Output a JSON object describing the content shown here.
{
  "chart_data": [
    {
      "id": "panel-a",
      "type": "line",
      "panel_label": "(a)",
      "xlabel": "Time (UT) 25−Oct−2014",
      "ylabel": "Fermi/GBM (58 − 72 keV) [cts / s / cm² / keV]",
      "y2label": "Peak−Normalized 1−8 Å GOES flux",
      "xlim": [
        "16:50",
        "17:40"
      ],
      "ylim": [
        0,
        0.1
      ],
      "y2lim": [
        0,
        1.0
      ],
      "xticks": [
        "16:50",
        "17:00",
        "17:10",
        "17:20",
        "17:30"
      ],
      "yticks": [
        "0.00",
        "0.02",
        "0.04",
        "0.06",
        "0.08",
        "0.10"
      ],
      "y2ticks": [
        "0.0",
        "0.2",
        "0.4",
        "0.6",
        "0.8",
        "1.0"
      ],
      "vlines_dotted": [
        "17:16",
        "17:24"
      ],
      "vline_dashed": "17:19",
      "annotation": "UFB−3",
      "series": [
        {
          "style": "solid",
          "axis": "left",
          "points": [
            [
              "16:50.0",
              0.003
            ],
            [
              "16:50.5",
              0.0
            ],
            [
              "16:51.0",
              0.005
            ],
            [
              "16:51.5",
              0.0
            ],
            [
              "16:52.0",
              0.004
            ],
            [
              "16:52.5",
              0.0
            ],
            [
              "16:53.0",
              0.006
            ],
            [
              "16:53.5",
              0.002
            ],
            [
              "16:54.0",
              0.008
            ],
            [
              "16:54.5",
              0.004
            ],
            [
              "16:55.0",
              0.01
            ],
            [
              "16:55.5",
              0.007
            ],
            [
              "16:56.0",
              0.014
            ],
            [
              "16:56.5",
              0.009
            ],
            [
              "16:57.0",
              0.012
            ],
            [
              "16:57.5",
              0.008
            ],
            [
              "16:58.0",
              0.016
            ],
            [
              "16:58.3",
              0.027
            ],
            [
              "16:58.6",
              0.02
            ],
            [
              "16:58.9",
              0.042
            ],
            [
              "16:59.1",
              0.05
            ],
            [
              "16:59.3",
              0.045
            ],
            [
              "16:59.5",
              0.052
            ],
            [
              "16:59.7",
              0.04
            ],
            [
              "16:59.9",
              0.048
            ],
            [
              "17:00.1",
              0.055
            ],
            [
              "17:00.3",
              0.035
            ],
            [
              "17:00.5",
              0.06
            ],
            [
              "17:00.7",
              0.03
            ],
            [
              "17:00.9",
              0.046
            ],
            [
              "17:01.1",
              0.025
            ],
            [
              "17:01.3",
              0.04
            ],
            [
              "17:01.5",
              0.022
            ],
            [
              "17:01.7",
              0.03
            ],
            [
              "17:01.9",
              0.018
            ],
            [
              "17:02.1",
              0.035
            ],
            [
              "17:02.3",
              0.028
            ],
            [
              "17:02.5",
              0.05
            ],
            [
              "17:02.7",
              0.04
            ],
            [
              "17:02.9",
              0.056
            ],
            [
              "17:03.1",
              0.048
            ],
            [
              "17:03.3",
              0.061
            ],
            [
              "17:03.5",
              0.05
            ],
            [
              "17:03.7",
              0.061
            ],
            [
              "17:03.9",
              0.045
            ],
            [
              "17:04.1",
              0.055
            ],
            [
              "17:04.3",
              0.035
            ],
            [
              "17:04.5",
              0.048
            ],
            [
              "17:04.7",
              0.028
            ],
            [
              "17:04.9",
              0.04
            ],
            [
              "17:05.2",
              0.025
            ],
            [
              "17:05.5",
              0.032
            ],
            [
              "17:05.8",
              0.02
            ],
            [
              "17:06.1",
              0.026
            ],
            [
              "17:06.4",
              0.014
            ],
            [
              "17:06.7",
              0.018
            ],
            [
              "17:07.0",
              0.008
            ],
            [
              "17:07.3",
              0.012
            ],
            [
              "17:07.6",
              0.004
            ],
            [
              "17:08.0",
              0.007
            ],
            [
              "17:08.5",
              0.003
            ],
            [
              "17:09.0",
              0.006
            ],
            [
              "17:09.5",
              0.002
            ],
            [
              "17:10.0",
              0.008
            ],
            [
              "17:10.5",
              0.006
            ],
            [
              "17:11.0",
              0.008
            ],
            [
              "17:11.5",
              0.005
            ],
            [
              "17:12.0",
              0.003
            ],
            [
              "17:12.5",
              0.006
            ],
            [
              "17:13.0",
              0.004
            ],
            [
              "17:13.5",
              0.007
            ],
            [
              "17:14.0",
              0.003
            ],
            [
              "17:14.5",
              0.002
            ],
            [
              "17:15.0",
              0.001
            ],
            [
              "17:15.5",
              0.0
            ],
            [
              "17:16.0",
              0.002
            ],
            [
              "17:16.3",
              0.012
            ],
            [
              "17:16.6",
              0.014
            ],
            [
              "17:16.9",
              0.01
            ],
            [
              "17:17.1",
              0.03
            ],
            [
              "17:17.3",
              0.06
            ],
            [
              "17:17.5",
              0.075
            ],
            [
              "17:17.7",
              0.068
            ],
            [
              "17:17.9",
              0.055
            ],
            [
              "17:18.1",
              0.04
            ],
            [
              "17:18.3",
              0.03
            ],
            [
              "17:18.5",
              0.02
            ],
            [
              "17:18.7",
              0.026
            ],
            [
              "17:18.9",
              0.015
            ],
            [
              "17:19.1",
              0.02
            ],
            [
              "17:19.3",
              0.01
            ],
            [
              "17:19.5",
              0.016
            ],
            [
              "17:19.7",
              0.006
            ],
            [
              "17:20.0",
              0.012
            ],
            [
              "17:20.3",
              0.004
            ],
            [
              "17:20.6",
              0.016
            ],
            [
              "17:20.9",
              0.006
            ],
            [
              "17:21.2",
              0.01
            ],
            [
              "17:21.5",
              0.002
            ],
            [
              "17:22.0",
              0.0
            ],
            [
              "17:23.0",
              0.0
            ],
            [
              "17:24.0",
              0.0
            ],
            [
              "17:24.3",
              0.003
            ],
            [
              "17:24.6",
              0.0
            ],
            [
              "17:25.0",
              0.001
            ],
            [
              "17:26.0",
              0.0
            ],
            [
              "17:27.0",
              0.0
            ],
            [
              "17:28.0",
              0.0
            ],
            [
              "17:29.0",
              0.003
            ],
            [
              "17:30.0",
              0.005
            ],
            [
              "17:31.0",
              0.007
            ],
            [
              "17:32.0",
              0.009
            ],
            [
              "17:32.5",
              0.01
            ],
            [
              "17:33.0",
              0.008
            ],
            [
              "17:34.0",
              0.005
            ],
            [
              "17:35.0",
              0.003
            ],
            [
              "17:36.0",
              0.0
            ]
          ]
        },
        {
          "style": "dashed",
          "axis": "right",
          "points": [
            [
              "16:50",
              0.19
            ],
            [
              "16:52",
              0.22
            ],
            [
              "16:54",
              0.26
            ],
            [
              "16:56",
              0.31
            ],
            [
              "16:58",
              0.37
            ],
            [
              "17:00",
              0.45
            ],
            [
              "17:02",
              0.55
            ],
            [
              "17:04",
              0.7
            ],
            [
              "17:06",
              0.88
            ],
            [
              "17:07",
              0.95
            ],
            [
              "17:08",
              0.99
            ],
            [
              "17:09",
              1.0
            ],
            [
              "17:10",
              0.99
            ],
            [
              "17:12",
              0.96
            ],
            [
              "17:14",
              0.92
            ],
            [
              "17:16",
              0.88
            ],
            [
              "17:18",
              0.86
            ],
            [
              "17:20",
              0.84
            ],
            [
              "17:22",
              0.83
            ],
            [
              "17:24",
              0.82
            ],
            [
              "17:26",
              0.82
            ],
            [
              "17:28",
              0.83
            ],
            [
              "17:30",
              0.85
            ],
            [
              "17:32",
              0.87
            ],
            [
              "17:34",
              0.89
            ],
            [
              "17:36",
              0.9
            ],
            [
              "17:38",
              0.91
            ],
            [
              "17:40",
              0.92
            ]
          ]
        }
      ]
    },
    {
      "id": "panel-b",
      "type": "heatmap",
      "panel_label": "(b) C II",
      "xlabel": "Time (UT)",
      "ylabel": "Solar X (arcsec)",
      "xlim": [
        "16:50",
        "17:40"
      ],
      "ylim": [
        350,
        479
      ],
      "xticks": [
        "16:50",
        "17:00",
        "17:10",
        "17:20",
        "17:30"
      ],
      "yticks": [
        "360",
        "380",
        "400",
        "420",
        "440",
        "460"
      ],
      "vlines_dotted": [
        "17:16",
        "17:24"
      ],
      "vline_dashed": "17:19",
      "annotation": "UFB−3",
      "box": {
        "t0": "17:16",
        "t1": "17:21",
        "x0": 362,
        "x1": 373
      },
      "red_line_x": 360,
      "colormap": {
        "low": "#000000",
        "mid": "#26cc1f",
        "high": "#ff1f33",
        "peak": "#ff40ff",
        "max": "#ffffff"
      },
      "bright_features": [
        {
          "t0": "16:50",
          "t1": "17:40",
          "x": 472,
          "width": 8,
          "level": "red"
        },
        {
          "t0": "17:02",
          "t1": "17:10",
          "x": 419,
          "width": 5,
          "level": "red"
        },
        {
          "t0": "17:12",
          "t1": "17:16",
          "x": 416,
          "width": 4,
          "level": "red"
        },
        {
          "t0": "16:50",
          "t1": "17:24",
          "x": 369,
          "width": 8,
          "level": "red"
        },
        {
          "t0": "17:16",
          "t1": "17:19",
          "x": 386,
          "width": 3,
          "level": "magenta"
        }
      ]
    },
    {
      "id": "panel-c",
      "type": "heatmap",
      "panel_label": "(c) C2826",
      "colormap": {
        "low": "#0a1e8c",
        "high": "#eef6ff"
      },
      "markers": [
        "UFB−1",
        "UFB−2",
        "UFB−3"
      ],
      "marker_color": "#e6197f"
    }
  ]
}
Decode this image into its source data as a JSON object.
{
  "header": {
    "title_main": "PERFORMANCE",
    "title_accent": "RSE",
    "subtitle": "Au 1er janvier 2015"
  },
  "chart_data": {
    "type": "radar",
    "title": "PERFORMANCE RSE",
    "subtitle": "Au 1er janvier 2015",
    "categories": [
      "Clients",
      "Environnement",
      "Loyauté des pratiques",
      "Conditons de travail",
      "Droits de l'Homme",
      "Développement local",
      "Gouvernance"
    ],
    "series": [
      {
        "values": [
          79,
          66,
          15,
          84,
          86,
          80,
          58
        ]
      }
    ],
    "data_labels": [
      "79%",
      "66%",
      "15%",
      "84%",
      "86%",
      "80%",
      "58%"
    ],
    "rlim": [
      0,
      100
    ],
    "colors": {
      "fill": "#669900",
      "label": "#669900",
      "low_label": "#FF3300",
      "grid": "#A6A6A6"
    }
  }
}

_____

Work required — Pull out all lines of the data with the string "PERFORMANCE".

Solution for this task —
    "title_main": "PERFORMANCE",
    "title": "PERFORMANCE RSE",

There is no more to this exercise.